==== Rows

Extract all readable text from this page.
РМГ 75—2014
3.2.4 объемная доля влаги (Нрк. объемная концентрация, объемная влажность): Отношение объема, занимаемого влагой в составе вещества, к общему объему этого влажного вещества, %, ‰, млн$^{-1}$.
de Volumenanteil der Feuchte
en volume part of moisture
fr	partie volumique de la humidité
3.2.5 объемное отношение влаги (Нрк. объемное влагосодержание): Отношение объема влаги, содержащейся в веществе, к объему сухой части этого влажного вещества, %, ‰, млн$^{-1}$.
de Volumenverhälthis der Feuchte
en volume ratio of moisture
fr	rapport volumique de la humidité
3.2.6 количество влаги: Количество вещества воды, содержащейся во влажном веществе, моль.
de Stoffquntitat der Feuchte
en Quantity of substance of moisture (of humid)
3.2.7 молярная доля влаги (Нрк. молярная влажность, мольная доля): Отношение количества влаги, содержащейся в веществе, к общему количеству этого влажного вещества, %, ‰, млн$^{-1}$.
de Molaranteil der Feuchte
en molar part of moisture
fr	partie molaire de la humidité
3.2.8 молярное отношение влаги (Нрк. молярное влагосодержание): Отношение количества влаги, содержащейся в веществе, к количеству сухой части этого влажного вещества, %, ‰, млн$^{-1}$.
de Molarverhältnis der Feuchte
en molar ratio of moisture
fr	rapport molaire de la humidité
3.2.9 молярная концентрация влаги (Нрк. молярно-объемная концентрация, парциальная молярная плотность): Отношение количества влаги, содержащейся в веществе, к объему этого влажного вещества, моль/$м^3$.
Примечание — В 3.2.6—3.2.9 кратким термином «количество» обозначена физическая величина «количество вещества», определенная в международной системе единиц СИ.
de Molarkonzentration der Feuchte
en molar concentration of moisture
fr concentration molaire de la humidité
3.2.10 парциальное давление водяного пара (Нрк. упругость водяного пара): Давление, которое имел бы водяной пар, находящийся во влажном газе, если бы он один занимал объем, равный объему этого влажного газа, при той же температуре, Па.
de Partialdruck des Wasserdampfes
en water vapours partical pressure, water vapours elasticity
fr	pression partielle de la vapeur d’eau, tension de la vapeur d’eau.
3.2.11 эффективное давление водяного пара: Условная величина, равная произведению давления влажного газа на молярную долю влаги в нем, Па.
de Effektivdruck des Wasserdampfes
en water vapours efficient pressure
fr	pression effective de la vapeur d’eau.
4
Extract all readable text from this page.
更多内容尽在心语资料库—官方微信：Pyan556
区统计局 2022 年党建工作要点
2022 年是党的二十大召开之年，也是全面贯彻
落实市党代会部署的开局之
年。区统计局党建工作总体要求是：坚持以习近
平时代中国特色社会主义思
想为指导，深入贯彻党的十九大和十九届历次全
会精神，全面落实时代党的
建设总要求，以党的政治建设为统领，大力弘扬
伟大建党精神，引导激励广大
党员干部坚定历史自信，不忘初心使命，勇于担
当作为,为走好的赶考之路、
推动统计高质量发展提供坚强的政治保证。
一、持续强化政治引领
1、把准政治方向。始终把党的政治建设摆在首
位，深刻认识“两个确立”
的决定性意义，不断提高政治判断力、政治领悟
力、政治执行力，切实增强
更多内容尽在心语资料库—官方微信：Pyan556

========

Print the material above once more, exactly.

Exercise response:
Extract all readable text from this page.
РМГ 75—2014
3.2.4 объемная доля влаги (Нрк. объемная концентрация, объемная влажность): Отношение объема, занимаемого влагой в составе вещества, к общему объему этого влажного вещества, %, ‰, млн$^{-1}$.
de Volumenanteil der Feuchte
en volume part of moisture
fr	partie volumique de la humidité
3.2.5 объемное отношение влаги (Нрк. объемное влагосодержание): Отношение объема влаги, содержащейся в веществе, к объему сухой части этого влажного вещества, %, ‰, млн$^{-1}$.
de Volumenverhälthis der Feuchte
en volume ratio of moisture
fr	rapport volumique de la humidité
3.2.6 количество влаги: Количество вещества воды, содержащейся во влажном веществе, моль.
de Stoffquntitat der Feuchte
en Quantity of substance of moisture (of humid)
3.2.7 молярная доля влаги (Нрк. молярная влажность, мольная доля): Отношение количества влаги, содержащейся в веществе, к общему количеству этого влажного вещества, %, ‰, млн$^{-1}$.
de Molaranteil der Feuchte
en molar part of moisture
fr	partie molaire de la humidité
3.2.8 молярное отношение влаги (Нрк. молярное влагосодержание): Отношение количества влаги, содержащейся в веществе, к количеству сухой части этого влажного вещества, %, ‰, млн$^{-1}$.
de Molarverhältnis der Feuchte
en molar ratio of moisture
fr	rapport molaire de la humidité
3.2.9 молярная концентрация влаги (Нрк. молярно-объемная концентрация, парциальная молярная плотность): Отношение количества влаги, содержащейся в веществе, к объему этого влажного вещества, моль/$м^3$.
Примечание — В 3.2.6—3.2.9 кратким термином «количество» обозначена физическая величина «количество вещества», определенная в международной системе единиц СИ.
de Molarkonzentration der Feuchte
en molar concentration of moisture
fr concentration molaire de la humidité
3.2.10 парциальное давление водяного пара (Нрк. упругость водяного пара): Давление, которое имел бы водяной пар, находящийся во влажном газе, если бы он один занимал объем, равный объему этого влажного газа, при той же температуре, Па.
de Partialdruck des Wasserdampfes
en water vapours partical pressure, water vapours elasticity
fr	pression partielle de la vapeur d’eau, tension de la vapeur d’eau.
3.2.11 эффективное давление водяного пара: Условная величина, равная произведению давления влажного газа на молярную долю влаги в нем, Па.
de Effektivdruck des Wasserdampfes
en water vapours efficient pressure
fr	pression effective de la vapeur d’eau.
4
Extract all readable text from this page.
更多内容尽在心语资料库—官方微信：Pyan556
区统计局 2022 年党建工作要点
2022 年是党的二十大召开之年，也是全面贯彻
落实市党代会部署的开局之
年。区统计局党建工作总体要求是：坚持以习近
平时代中国特色社会主义思
想为指导，深入贯彻党的十九大和十九届历次全
会精神，全面落实时代党的
建设总要求，以党的政治建设为统领，大力弘扬
伟大建党精神，引导激励广大
党员干部坚定历史自信，不忘初心使命，勇于担
当作为,为走好的赶考之路、
推动统计高质量发展提供坚强的政治保证。
一、持续强化政治引领
1、把准政治方向。始终把党的政治建设摆在首
位，深刻认识“两个确立”
的决定性意义，不断提高政治判断力、政治领悟
力、政治执行力，切实增强
更多内容尽在心语资料库—官方微信：Pyan556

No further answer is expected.